"""
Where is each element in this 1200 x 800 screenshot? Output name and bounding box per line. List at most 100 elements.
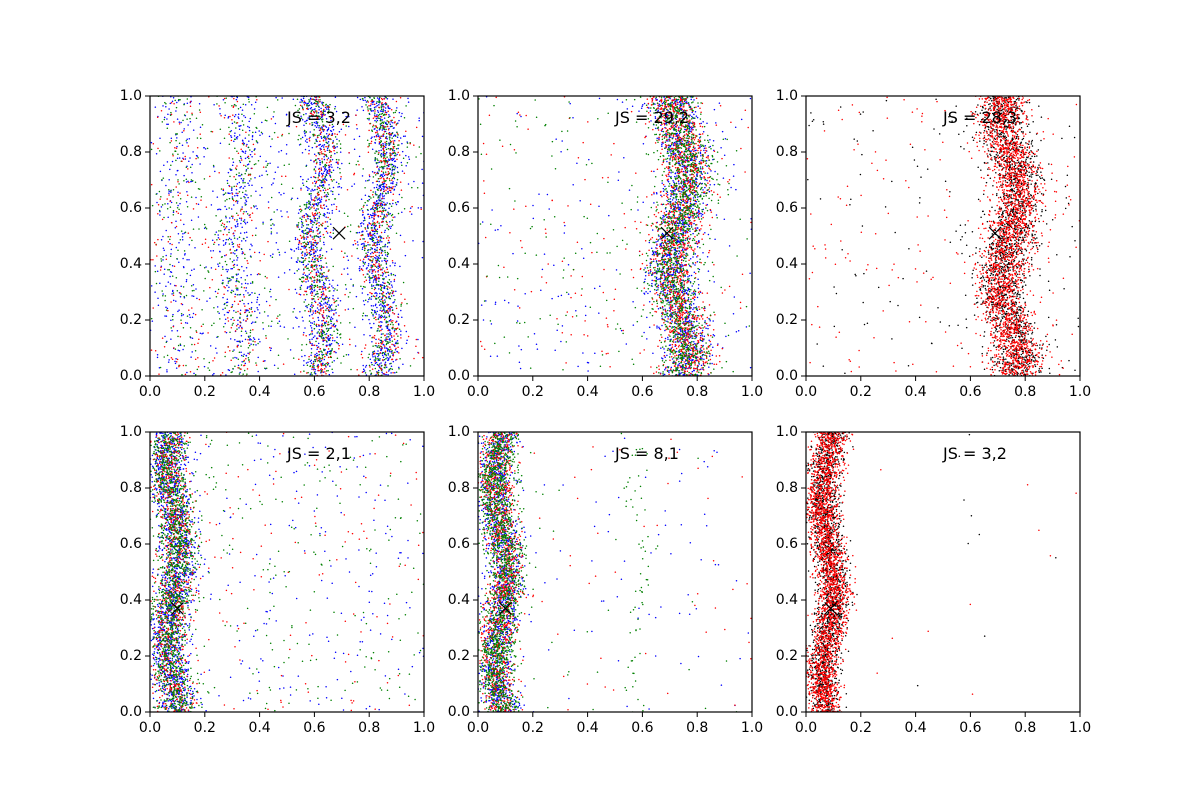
data-point [367, 263, 370, 265]
data-point [385, 292, 388, 295]
data-point [203, 266, 206, 269]
data-point [337, 186, 339, 188]
data-point [152, 143, 155, 145]
data-point [250, 343, 252, 345]
data-point [329, 345, 331, 347]
data-point [338, 193, 340, 196]
data-point [383, 213, 385, 216]
data-point [228, 243, 231, 245]
data-point [232, 198, 234, 201]
data-point [395, 342, 398, 345]
data-point [310, 276, 312, 279]
data-point [380, 177, 383, 179]
data-point [352, 284, 355, 286]
data-point [223, 193, 226, 195]
data-point [229, 258, 231, 260]
data-point [361, 243, 364, 245]
data-point [171, 293, 173, 295]
data-point [371, 261, 373, 263]
data-point [332, 297, 334, 300]
data-point [372, 281, 375, 283]
data-point [374, 110, 376, 112]
data-point [655, 247, 657, 249]
data-point [382, 148, 385, 151]
data-point [331, 132, 334, 135]
data-point [257, 356, 259, 359]
data-point [256, 207, 258, 210]
data-point [319, 348, 322, 350]
data-point [411, 186, 413, 189]
data-point [243, 231, 246, 234]
data-point [396, 131, 398, 133]
data-point [383, 318, 386, 321]
data-point [325, 120, 328, 123]
data-point [265, 335, 267, 337]
data-point [279, 314, 281, 316]
data-point [362, 258, 365, 261]
data-point [384, 306, 387, 308]
data-point [376, 206, 378, 208]
data-point [329, 231, 332, 234]
data-point [180, 293, 182, 295]
data-point [308, 334, 311, 336]
data-point [309, 201, 311, 203]
data-point [241, 299, 244, 301]
data-point [390, 163, 392, 166]
data-point [230, 136, 233, 139]
data-point [168, 269, 171, 271]
data-point [392, 182, 394, 185]
data-point [278, 251, 280, 254]
data-point [321, 276, 323, 278]
data-point [406, 146, 409, 148]
data-point [234, 330, 237, 332]
data-point [362, 109, 365, 112]
data-point [228, 369, 231, 372]
data-point [378, 104, 380, 106]
data-point [237, 310, 239, 313]
data-point [397, 342, 399, 344]
data-point [382, 153, 385, 156]
data-point [382, 122, 385, 124]
data-point [310, 260, 313, 262]
data-point [310, 278, 312, 280]
data-point [236, 264, 238, 266]
data-point [373, 334, 376, 337]
data-point [364, 226, 366, 229]
data-point [316, 199, 319, 201]
data-point [172, 289, 174, 292]
data-point [324, 125, 327, 127]
data-point [371, 340, 373, 343]
data-point [314, 301, 317, 304]
data-point [189, 121, 192, 123]
data-point [385, 263, 388, 265]
data-point [314, 260, 316, 263]
data-point [178, 121, 181, 123]
data-point [225, 215, 227, 217]
data-point [245, 199, 247, 201]
data-point [327, 127, 330, 129]
data-point [199, 111, 202, 113]
data-point [403, 172, 406, 175]
data-point [378, 314, 380, 316]
data-point [382, 127, 384, 130]
data-point [384, 245, 386, 247]
data-point [207, 367, 209, 369]
data-point [259, 134, 261, 137]
data-point [375, 229, 377, 231]
data-point [381, 224, 383, 227]
data-point [344, 293, 346, 296]
data-point [383, 201, 385, 203]
data-point [391, 343, 393, 346]
data-point [387, 286, 389, 288]
data-point [328, 269, 330, 271]
data-point [303, 100, 306, 103]
data-point [183, 128, 185, 130]
data-point [301, 254, 304, 256]
data-point [239, 312, 241, 314]
data-point [311, 146, 314, 149]
data-point [224, 254, 226, 257]
data-point [195, 154, 198, 157]
data-point [355, 163, 358, 166]
data-point [308, 139, 311, 142]
data-point [323, 284, 325, 287]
"""
_Directive_.
Please rewrite the rows above as a JSON list of strings, one string per line, with blank lines skipped and the pictures left out.

_Result_.
[
  "Where is each element in this 1200 x 800 screenshot? Output name and bounding box per line. List at most 100 elements.",
  "data-point [367, 263, 370, 265]",
  "data-point [385, 292, 388, 295]",
  "data-point [203, 266, 206, 269]",
  "data-point [337, 186, 339, 188]",
  "data-point [152, 143, 155, 145]",
  "data-point [250, 343, 252, 345]",
  "data-point [329, 345, 331, 347]",
  "data-point [338, 193, 340, 196]",
  "data-point [383, 213, 385, 216]",
  "data-point [228, 243, 231, 245]",
  "data-point [232, 198, 234, 201]",
  "data-point [395, 342, 398, 345]",
  "data-point [310, 276, 312, 279]",
  "data-point [380, 177, 383, 179]",
  "data-point [352, 284, 355, 286]",
  "data-point [223, 193, 226, 195]",
  "data-point [229, 258, 231, 260]",
  "data-point [361, 243, 364, 245]",
  "data-point [171, 293, 173, 295]",
  "data-point [371, 261, 373, 263]",
  "data-point [332, 297, 334, 300]",
  "data-point [372, 281, 375, 283]",
  "data-point [374, 110, 376, 112]",
  "data-point [655, 247, 657, 249]",
  "data-point [382, 148, 385, 151]",
  "data-point [331, 132, 334, 135]",
  "data-point [257, 356, 259, 359]",
  "data-point [256, 207, 258, 210]",
  "data-point [319, 348, 322, 350]",
  "data-point [411, 186, 413, 189]",
  "data-point [243, 231, 246, 234]",
  "data-point [396, 131, 398, 133]",
  "data-point [383, 318, 386, 321]",
  "data-point [325, 120, 328, 123]",
  "data-point [265, 335, 267, 337]",
  "data-point [279, 314, 281, 316]",
  "data-point [362, 258, 365, 261]",
  "data-point [384, 306, 387, 308]",
  "data-point [376, 206, 378, 208]",
  "data-point [329, 231, 332, 234]",
  "data-point [180, 293, 182, 295]",
  "data-point [308, 334, 311, 336]",
  "data-point [309, 201, 311, 203]",
  "data-point [241, 299, 244, 301]",
  "data-point [390, 163, 392, 166]",
  "data-point [230, 136, 233, 139]",
  "data-point [168, 269, 171, 271]",
  "data-point [392, 182, 394, 185]",
  "data-point [278, 251, 280, 254]",
  "data-point [321, 276, 323, 278]",
  "data-point [406, 146, 409, 148]",
  "data-point [234, 330, 237, 332]",
  "data-point [362, 109, 365, 112]",
  "data-point [228, 369, 231, 372]",
  "data-point [378, 104, 380, 106]",
  "data-point [237, 310, 239, 313]",
  "data-point [397, 342, 399, 344]",
  "data-point [382, 153, 385, 156]",
  "data-point [382, 122, 385, 124]",
  "data-point [310, 260, 313, 262]",
  "data-point [310, 278, 312, 280]",
  "data-point [236, 264, 238, 266]",
  "data-point [373, 334, 376, 337]",
  "data-point [364, 226, 366, 229]",
  "data-point [316, 199, 319, 201]",
  "data-point [172, 289, 174, 292]",
  "data-point [324, 125, 327, 127]",
  "data-point [371, 340, 373, 343]",
  "data-point [314, 301, 317, 304]",
  "data-point [189, 121, 192, 123]",
  "data-point [385, 263, 388, 265]",
  "data-point [314, 260, 316, 263]",
  "data-point [178, 121, 181, 123]",
  "data-point [225, 215, 227, 217]",
  "data-point [245, 199, 247, 201]",
  "data-point [327, 127, 330, 129]",
  "data-point [199, 111, 202, 113]",
  "data-point [403, 172, 406, 175]",
  "data-point [378, 314, 380, 316]",
  "data-point [382, 127, 384, 130]",
  "data-point [384, 245, 386, 247]",
  "data-point [207, 367, 209, 369]",
  "data-point [259, 134, 261, 137]",
  "data-point [375, 229, 377, 231]",
  "data-point [381, 224, 383, 227]",
  "data-point [344, 293, 346, 296]",
  "data-point [383, 201, 385, 203]",
  "data-point [391, 343, 393, 346]",
  "data-point [387, 286, 389, 288]",
  "data-point [328, 269, 330, 271]",
  "data-point [303, 100, 306, 103]",
  "data-point [183, 128, 185, 130]",
  "data-point [301, 254, 304, 256]",
  "data-point [239, 312, 241, 314]",
  "data-point [311, 146, 314, 149]",
  "data-point [224, 254, 226, 257]",
  "data-point [195, 154, 198, 157]",
  "data-point [355, 163, 358, 166]",
  "data-point [308, 139, 311, 142]",
  "data-point [323, 284, 325, 287]"
]